* Stored rows
* * * *
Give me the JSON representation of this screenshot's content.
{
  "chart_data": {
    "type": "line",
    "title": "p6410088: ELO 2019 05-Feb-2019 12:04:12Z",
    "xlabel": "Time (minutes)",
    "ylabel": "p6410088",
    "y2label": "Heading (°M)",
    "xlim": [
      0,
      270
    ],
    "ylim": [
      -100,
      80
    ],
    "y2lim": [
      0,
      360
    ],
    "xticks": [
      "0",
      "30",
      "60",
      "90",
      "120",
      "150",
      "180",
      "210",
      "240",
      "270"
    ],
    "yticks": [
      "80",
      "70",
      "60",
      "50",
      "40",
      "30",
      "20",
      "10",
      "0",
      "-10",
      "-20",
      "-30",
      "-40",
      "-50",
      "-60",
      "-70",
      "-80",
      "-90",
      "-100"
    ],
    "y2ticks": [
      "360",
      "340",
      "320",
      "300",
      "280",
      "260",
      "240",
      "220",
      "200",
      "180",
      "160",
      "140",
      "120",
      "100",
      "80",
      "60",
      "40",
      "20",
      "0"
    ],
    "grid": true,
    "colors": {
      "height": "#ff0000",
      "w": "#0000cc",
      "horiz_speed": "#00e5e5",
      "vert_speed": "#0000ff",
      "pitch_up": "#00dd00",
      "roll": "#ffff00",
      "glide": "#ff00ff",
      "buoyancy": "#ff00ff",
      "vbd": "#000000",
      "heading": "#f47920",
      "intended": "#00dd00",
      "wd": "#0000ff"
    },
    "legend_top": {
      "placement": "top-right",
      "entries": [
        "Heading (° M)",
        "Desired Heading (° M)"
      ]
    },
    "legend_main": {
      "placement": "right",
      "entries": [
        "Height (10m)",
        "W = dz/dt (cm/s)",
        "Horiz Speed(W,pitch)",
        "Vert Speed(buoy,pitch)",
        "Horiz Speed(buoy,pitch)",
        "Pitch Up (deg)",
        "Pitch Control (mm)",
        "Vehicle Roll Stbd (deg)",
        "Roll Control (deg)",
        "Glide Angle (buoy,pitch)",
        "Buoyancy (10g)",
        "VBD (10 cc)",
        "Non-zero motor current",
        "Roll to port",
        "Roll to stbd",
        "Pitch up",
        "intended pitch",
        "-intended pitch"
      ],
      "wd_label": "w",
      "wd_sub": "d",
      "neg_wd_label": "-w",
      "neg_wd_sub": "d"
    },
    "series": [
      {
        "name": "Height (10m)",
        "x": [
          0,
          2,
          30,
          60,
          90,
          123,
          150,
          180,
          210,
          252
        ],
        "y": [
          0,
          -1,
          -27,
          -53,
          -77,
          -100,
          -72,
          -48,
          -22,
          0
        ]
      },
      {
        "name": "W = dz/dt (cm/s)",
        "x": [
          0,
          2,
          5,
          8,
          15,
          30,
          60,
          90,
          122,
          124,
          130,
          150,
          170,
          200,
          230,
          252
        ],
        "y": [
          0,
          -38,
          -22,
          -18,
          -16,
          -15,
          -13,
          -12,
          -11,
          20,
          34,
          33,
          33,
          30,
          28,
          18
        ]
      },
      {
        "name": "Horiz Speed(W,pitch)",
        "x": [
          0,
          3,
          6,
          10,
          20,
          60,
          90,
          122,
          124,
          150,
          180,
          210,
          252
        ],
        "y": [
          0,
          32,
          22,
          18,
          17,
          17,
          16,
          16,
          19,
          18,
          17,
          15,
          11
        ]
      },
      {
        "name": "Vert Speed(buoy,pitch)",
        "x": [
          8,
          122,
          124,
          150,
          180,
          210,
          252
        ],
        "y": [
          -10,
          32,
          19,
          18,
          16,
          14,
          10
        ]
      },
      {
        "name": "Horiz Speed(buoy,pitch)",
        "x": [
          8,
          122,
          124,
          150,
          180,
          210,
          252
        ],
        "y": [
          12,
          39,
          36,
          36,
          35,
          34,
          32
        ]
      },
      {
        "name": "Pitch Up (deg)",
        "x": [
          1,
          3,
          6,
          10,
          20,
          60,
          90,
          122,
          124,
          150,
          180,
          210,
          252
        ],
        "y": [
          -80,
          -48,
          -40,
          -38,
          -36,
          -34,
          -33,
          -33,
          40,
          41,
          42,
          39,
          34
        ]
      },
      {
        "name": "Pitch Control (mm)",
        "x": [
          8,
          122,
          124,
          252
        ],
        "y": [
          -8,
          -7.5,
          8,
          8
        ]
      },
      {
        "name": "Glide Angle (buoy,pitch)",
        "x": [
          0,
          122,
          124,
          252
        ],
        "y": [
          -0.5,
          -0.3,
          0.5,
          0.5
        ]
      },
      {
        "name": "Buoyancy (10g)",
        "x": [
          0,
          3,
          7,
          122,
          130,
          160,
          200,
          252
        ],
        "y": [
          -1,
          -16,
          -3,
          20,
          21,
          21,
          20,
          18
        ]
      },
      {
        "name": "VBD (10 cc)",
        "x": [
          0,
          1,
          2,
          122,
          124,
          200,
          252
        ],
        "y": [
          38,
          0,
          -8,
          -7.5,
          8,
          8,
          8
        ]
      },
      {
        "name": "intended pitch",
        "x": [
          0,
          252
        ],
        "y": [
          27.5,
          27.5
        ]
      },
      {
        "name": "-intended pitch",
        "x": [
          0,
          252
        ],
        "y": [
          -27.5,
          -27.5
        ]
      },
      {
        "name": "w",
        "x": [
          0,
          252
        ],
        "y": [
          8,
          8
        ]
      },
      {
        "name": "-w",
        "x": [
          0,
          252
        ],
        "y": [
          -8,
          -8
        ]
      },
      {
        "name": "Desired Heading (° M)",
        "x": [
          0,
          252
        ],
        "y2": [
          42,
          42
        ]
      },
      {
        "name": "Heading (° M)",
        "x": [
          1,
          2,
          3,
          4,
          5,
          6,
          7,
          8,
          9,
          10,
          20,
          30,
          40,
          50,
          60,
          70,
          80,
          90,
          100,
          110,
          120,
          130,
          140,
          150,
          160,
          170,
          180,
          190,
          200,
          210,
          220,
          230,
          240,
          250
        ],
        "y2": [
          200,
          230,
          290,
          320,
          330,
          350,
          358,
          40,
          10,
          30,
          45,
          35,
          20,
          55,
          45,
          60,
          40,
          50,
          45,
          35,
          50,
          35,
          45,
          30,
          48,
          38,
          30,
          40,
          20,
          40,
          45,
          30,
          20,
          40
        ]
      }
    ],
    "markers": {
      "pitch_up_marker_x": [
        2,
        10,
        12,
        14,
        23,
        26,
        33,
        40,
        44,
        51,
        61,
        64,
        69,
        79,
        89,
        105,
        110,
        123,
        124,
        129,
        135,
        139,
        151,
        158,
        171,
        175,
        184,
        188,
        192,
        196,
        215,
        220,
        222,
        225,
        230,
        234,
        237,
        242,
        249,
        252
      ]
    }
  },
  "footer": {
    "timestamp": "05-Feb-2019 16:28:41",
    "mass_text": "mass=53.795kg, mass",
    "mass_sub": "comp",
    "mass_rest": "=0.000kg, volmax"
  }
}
* * * *
* Job
Print the records above in full, exactly.

* Worked answer
Give me the JSON representation of this screenshot's content.
{
  "chart_data": {
    "type": "line",
    "title": "p6410088: ELO 2019 05-Feb-2019 12:04:12Z",
    "xlabel": "Time (minutes)",
    "ylabel": "p6410088",
    "y2label": "Heading (°M)",
    "xlim": [
      0,
      270
    ],
    "ylim": [
      -100,
      80
    ],
    "y2lim": [
      0,
      360
    ],
    "xticks": [
      "0",
      "30",
      "60",
      "90",
      "120",
      "150",
      "180",
      "210",
      "240",
      "270"
    ],
    "yticks": [
      "80",
      "70",
      "60",
      "50",
      "40",
      "30",
      "20",
      "10",
      "0",
      "-10",
      "-20",
      "-30",
      "-40",
      "-50",
      "-60",
      "-70",
      "-80",
      "-90",
      "-100"
    ],
    "y2ticks": [
      "360",
      "340",
      "320",
      "300",
      "280",
      "260",
      "240",
      "220",
      "200",
      "180",
      "160",
      "140",
      "120",
      "100",
      "80",
      "60",
      "40",
      "20",
      "0"
    ],
    "grid": true,
    "colors": {
      "height": "#ff0000",
      "w": "#0000cc",
      "horiz_speed": "#00e5e5",
      "vert_speed": "#0000ff",
      "pitch_up": "#00dd00",
      "roll": "#ffff00",
      "glide": "#ff00ff",
      "buoyancy": "#ff00ff",
      "vbd": "#000000",
      "heading": "#f47920",
      "intended": "#00dd00",
      "wd": "#0000ff"
    },
    "legend_top": {
      "placement": "top-right",
      "entries": [
        "Heading (° M)",
        "Desired Heading (° M)"
      ]
    },
    "legend_main": {
      "placement": "right",
      "entries": [
        "Height (10m)",
        "W = dz/dt (cm/s)",
        "Horiz Speed(W,pitch)",
        "Vert Speed(buoy,pitch)",
        "Horiz Speed(buoy,pitch)",
        "Pitch Up (deg)",
        "Pitch Control (mm)",
        "Vehicle Roll Stbd (deg)",
        "Roll Control (deg)",
        "Glide Angle (buoy,pitch)",
        "Buoyancy (10g)",
        "VBD (10 cc)",
        "Non-zero motor current",
        "Roll to port",
        "Roll to stbd",
        "Pitch up",
        "intended pitch",
        "-intended pitch"
      ],
      "wd_label": "w",
      "wd_sub": "d",
      "neg_wd_label": "-w",
      "neg_wd_sub": "d"
    },
    "series": [
      {
        "name": "Height (10m)",
        "x": [
          0,
          2,
          30,
          60,
          90,
          123,
          150,
          180,
          210,
          252
        ],
        "y": [
          0,
          -1,
          -27,
          -53,
          -77,
          -100,
          -72,
          -48,
          -22,
          0
        ]
      },
      {
        "name": "W = dz/dt (cm/s)",
        "x": [
          0,
          2,
          5,
          8,
          15,
          30,
          60,
          90,
          122,
          124,
          130,
          150,
          170,
          200,
          230,
          252
        ],
        "y": [
          0,
          -38,
          -22,
          -18,
          -16,
          -15,
          -13,
          -12,
          -11,
          20,
          34,
          33,
          33,
          30,
          28,
          18
        ]
      },
      {
        "name": "Horiz Speed(W,pitch)",
        "x": [
          0,
          3,
          6,
          10,
          20,
          60,
          90,
          122,
          124,
          150,
          180,
          210,
          252
        ],
        "y": [
          0,
          32,
          22,
          18,
          17,
          17,
          16,
          16,
          19,
          18,
          17,
          15,
          11
        ]
      },
      {
        "name": "Vert Speed(buoy,pitch)",
        "x": [
          8,
          122,
          124,
          150,
          180,
          210,
          252
        ],
        "y": [
          -10,
          32,
          19,
          18,
          16,
          14,
          10
        ]
      },
      {
        "name": "Horiz Speed(buoy,pitch)",
        "x": [
          8,
          122,
          124,
          150,
          180,
          210,
          252
        ],
        "y": [
          12,
          39,
          36,
          36,
          35,
          34,
          32
        ]
      },
      {
        "name": "Pitch Up (deg)",
        "x": [
          1,
          3,
          6,
          10,
          20,
          60,
          90,
          122,
          124,
          150,
          180,
          210,
          252
        ],
        "y": [
          -80,
          -48,
          -40,
          -38,
          -36,
          -34,
          -33,
          -33,
          40,
          41,
          42,
          39,
          34
        ]
      },
      {
        "name": "Pitch Control (mm)",
        "x": [
          8,
          122,
          124,
          252
        ],
        "y": [
          -8,
          -7.5,
          8,
          8
        ]
      },
      {
        "name": "Glide Angle (buoy,pitch)",
        "x": [
          0,
          122,
          124,
          252
        ],
        "y": [
          -0.5,
          -0.3,
          0.5,
          0.5
        ]
      },
      {
        "name": "Buoyancy (10g)",
        "x": [
          0,
          3,
          7,
          122,
          130,
          160,
          200,
          252
        ],
        "y": [
          -1,
          -16,
          -3,
          20,
          21,
          21,
          20,
          18
        ]
      },
      {
        "name": "VBD (10 cc)",
        "x": [
          0,
          1,
          2,
          122,
          124,
          200,
          252
        ],
        "y": [
          38,
          0,
          -8,
          -7.5,
          8,
          8,
          8
        ]
      },
      {
        "name": "intended pitch",
        "x": [
          0,
          252
        ],
        "y": [
          27.5,
          27.5
        ]
      },
      {
        "name": "-intended pitch",
        "x": [
          0,
          252
        ],
        "y": [
          -27.5,
          -27.5
        ]
      },
      {
        "name": "w",
        "x": [
          0,
          252
        ],
        "y": [
          8,
          8
        ]
      },
      {
        "name": "-w",
        "x": [
          0,
          252
        ],
        "y": [
          -8,
          -8
        ]
      },
      {
        "name": "Desired Heading (° M)",
        "x": [
          0,
          252
        ],
        "y2": [
          42,
          42
        ]
      },
      {
        "name": "Heading (° M)",
        "x": [
          1,
          2,
          3,
          4,
          5,
          6,
          7,
          8,
          9,
          10,
          20,
          30,
          40,
          50,
          60,
          70,
          80,
          90,
          100,
          110,
          120,
          130,
          140,
          150,
          160,
          170,
          180,
          190,
          200,
          210,
          220,
          230,
          240,
          250
        ],
        "y2": [
          200,
          230,
          290,
          320,
          330,
          350,
          358,
          40,
          10,
          30,
          45,
          35,
          20,
          55,
          45,
          60,
          40,
          50,
          45,
          35,
          50,
          35,
          45,
          30,
          48,
          38,
          30,
          40,
          20,
          40,
          45,
          30,
          20,
          40
        ]
      }
    ],
    "markers": {
      "pitch_up_marker_x": [
        2,
        10,
        12,
        14,
        23,
        26,
        33,
        40,
        44,
        51,
        61,
        64,
        69,
        79,
        89,
        105,
        110,
        123,
        124,
        129,
        135,
        139,
        151,
        158,
        171,
        175,
        184,
        188,
        192,
        196,
        215,
        220,
        222,
        225,
        230,
        234,
        237,
        242,
        249,
        252
      ]
    }
  },
  "footer": {
    "timestamp": "05-Feb-2019 16:28:41",
    "mass_text": "mass=53.795kg, mass",
    "mass_sub": "comp",
    "mass_rest": "=0.000kg, volmax"
  }
}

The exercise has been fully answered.